Reproduce everything from the line containing "Patent image size: (816, 800)." down to the line containing "The cartridge B is at (776, 445).", with "schematic sectional view" changed to "schematic cross-sectional view" and all else left unchanged.
** Start of Source records **
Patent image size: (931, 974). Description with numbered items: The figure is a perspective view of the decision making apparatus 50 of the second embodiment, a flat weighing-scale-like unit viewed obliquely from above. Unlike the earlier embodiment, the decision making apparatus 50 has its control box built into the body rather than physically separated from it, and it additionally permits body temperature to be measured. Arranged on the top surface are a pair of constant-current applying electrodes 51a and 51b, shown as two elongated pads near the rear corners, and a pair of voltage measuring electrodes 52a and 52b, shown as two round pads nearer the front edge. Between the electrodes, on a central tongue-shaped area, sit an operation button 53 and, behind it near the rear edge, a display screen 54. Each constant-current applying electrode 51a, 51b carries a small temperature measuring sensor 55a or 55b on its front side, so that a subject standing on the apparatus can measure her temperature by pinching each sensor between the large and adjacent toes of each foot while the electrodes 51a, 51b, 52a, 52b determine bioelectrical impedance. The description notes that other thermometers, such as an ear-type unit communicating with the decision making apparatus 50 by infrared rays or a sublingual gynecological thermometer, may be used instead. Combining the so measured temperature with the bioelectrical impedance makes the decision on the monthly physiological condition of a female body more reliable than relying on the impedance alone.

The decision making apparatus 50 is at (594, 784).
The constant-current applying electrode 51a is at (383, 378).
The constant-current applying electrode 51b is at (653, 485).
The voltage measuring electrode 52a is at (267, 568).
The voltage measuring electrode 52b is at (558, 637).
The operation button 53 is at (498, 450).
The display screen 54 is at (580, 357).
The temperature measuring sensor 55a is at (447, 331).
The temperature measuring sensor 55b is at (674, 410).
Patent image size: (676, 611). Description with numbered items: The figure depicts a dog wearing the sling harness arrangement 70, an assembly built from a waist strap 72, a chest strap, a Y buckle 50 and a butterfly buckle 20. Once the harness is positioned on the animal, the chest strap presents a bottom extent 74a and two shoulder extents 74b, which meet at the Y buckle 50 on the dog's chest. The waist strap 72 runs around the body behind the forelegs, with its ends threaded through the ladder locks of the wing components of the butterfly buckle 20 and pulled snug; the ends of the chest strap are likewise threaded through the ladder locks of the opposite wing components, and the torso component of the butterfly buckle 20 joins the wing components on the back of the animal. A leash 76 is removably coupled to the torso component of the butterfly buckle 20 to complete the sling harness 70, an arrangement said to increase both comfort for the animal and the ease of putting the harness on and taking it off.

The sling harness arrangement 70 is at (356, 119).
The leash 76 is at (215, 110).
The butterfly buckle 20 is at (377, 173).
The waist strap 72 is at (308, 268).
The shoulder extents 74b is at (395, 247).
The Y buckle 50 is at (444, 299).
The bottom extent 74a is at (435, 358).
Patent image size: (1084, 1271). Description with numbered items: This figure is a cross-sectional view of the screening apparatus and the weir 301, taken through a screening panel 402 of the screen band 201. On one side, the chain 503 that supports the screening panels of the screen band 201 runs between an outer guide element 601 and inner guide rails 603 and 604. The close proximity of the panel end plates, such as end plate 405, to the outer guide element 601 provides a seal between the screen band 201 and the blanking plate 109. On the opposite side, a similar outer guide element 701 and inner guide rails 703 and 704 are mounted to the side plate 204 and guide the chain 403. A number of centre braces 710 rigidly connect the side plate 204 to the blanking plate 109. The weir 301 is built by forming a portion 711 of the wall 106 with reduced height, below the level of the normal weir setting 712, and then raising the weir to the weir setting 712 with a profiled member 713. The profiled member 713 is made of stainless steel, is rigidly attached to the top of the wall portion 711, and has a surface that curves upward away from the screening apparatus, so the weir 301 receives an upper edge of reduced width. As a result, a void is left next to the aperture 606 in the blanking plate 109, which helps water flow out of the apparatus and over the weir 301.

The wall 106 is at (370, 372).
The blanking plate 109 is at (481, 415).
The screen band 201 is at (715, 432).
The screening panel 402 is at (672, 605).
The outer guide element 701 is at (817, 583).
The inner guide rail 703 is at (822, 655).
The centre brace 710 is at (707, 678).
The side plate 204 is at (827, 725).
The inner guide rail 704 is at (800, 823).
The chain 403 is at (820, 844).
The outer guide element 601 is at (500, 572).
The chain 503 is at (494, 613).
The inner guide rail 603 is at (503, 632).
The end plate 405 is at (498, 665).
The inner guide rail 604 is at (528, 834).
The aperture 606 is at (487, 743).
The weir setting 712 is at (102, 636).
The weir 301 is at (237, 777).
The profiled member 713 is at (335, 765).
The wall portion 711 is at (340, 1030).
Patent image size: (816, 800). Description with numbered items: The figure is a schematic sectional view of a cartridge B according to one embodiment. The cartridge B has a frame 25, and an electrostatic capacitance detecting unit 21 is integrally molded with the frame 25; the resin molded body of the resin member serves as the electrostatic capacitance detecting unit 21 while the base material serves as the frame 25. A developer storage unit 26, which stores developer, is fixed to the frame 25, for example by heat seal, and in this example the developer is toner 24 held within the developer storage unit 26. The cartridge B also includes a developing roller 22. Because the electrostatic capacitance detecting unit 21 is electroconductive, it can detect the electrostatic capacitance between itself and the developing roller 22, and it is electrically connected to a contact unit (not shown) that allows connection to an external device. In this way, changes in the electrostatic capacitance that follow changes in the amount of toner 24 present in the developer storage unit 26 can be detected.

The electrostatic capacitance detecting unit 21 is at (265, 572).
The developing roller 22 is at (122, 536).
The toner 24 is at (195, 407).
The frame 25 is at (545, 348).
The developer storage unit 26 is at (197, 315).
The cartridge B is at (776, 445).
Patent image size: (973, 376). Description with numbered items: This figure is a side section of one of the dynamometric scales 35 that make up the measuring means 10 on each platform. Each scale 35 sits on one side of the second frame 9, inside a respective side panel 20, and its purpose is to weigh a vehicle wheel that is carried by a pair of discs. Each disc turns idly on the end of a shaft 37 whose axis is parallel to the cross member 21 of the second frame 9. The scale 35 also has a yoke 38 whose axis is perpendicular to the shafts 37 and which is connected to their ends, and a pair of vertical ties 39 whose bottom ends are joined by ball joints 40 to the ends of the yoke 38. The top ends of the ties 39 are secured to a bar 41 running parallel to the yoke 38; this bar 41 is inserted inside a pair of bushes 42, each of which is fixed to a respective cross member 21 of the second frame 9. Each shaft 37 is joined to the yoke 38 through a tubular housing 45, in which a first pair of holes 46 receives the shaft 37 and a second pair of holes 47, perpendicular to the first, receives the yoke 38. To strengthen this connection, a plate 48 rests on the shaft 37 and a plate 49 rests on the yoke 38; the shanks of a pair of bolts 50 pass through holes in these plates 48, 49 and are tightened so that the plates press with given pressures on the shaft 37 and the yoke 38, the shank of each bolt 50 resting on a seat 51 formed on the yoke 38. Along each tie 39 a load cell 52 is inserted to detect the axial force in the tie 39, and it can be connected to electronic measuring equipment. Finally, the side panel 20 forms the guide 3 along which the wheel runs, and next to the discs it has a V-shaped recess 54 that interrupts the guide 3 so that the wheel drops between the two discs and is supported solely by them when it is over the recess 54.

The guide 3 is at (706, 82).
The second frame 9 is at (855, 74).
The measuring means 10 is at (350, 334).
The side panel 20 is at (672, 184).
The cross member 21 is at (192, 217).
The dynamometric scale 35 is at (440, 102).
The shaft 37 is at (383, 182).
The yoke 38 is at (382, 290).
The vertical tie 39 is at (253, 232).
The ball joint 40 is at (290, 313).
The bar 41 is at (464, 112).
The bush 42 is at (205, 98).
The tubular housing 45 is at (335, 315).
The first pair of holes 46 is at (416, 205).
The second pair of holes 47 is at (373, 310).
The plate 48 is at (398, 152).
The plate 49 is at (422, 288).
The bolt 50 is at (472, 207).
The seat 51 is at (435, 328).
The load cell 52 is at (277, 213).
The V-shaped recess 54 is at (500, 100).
** End of Source records **
> _Task response_:
Patent image size: (816, 800). Description with numbered items: The figure is a schematic cross-sectional view of a cartridge B according to one embodiment. The cartridge B has a frame 25, and an electrostatic capacitance detecting unit 21 is integrally molded with the frame 25; the resin molded body of the resin member serves as the electrostatic capacitance detecting unit 21 while the base material serves as the frame 25. A developer storage unit 26, which stores developer, is fixed to the frame 25, for example by heat seal, and in this example the developer is toner 24 held within the developer storage unit 26. The cartridge B also includes a developing roller 22. Because the electrostatic capacitance detecting unit 21 is electroconductive, it can detect the electrostatic capacitance between itself and the developing roller 22, and it is electrically connected to a contact unit (not shown) that allows connection to an external device. In this way, changes in the electrostatic capacitance that follow changes in the amount of toner 24 present in the developer storage unit 26 can be detected.

The electrostatic capacitance detecting unit 21 is at (265, 572).
The developing roller 22 is at (122, 536).
The toner 24 is at (195, 407).
The frame 25 is at (545, 348).
The developer storage unit 26 is at (197, 315).
The cartridge B is at (776, 445).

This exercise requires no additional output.